EXERCISE TASK
Scan the material that follows. Copy every line containing the word "this".
--- SOURCE DATA ---
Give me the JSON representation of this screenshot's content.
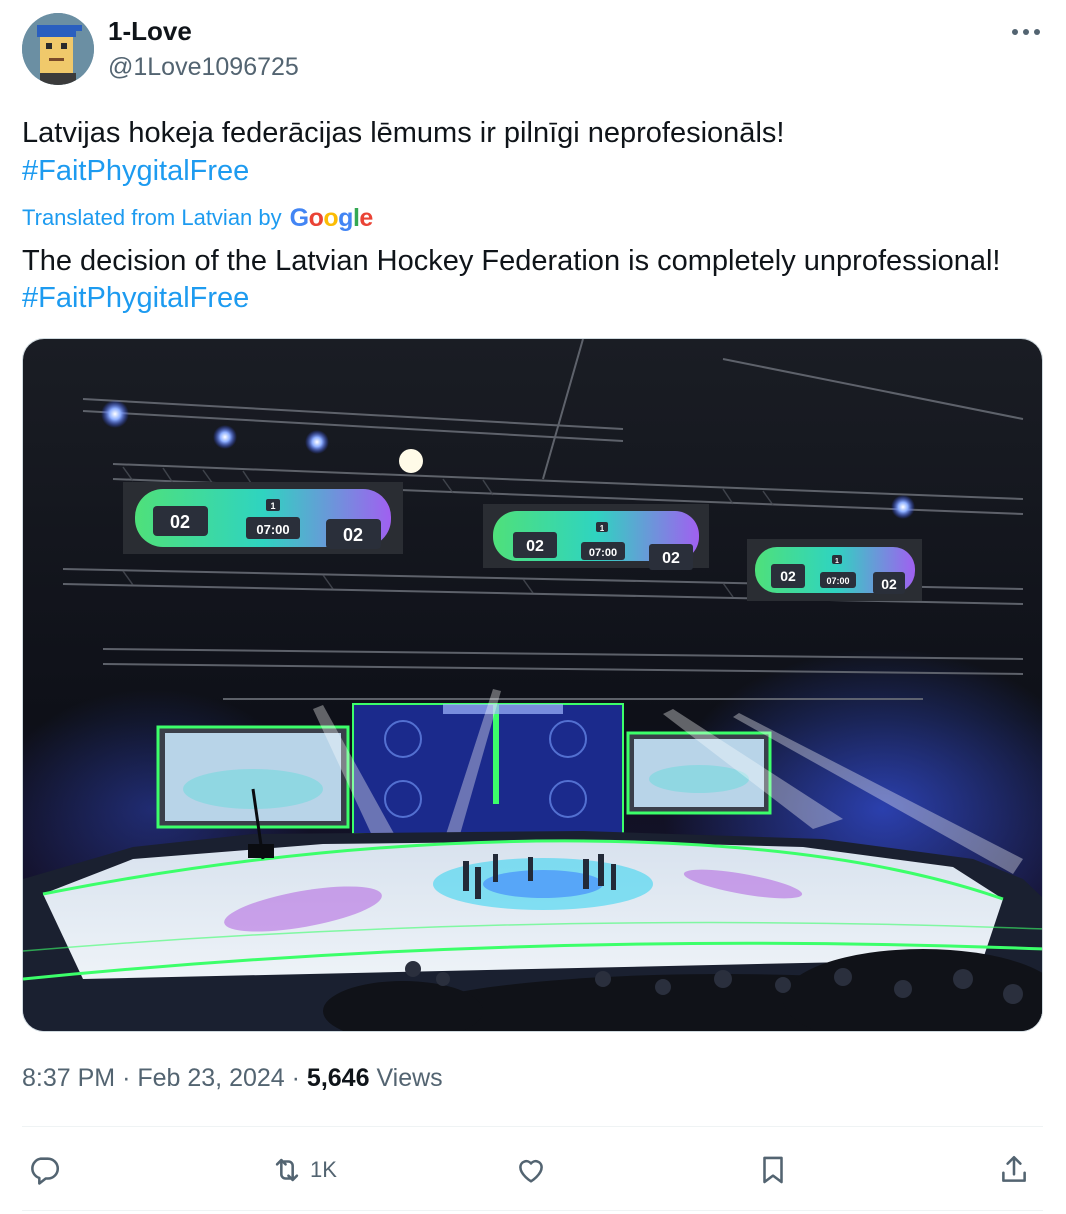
{
  "author": {
    "name": "1-Love",
    "handle": "@1Love1096725"
  },
  "tweet": {
    "text_plain": "Latvijas hokeja federācijas lēmums ir pilnīgi neprofesionāls!",
    "hashtag": "#FaitPhygitalFree",
    "translated_label": "Translated from Latvian by",
    "translator": "Google",
    "translation_plain": "The decision of the Latvian Hockey Federation is completely unprofessional!",
    "translation_hashtag": "#FaitPhygitalFree"
  },
  "media": {
    "scoreboards": [
      {
        "left_score": "02",
        "time": "07:00",
        "right_score": "02",
        "period": "1"
      },
      {
        "left_score": "02",
        "time": "07:00",
        "right_score": "02",
        "period": "1"
      },
      {
        "left_score": "02",
        "time": "07:00",
        "right_score": "02",
        "period": "1"
      }
    ]
  },
  "meta": {
    "time": "8:37 PM",
    "separator": "·",
    "date": "Feb 23, 2024",
    "views_count": "5,646",
    "views_label": "Views"
  },
  "actions": {
    "reply": {
      "icon": "reply-icon",
      "count": ""
    },
    "retweet": {
      "icon": "retweet-icon",
      "count": "1K"
    },
    "like": {
      "icon": "heart-icon",
      "count": ""
    },
    "bookmark": {
      "icon": "bookmark-icon",
      "count": ""
    },
    "share": {
      "icon": "share-icon",
      "count": ""
    }
  },
  "colors": {
    "accent": "#1d9bf0",
    "secondary_text": "#536471",
    "primary_text": "#0f1419",
    "divider": "#eff3f4"
  }
}
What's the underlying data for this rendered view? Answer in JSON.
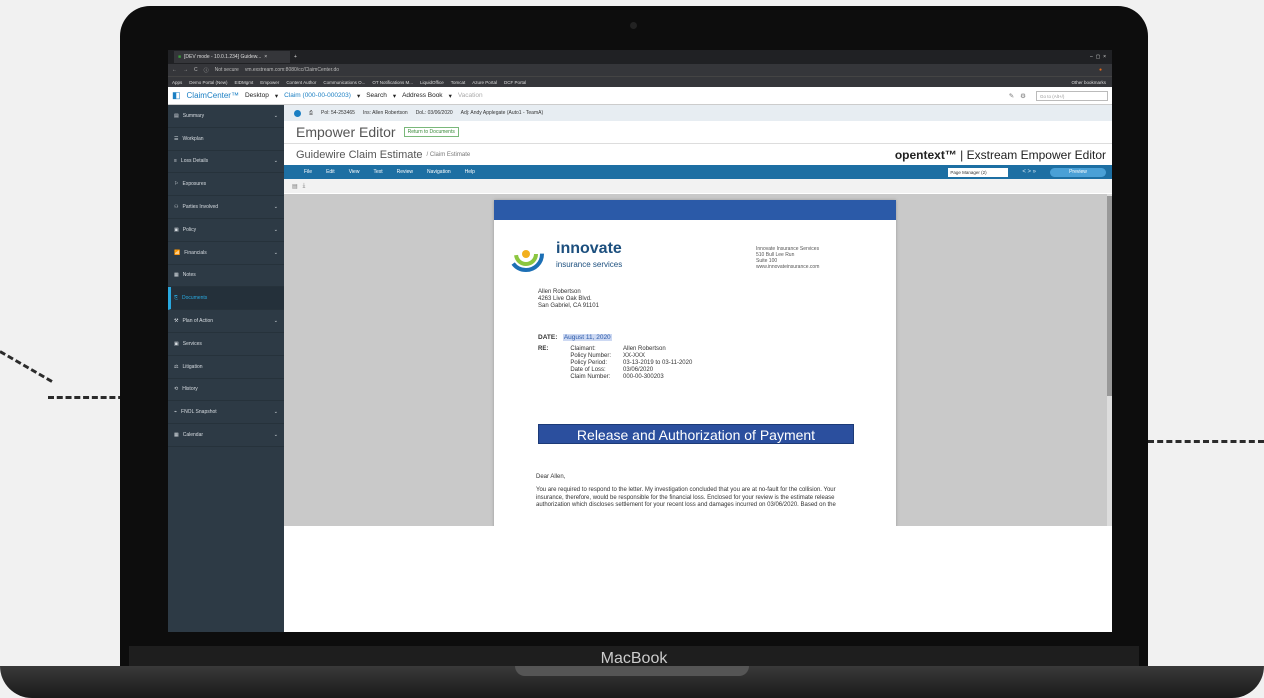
---
REPLY
Give me the JSON representation of this screenshot's content.
What's the underlying data for this rendered view? Answer in JSON.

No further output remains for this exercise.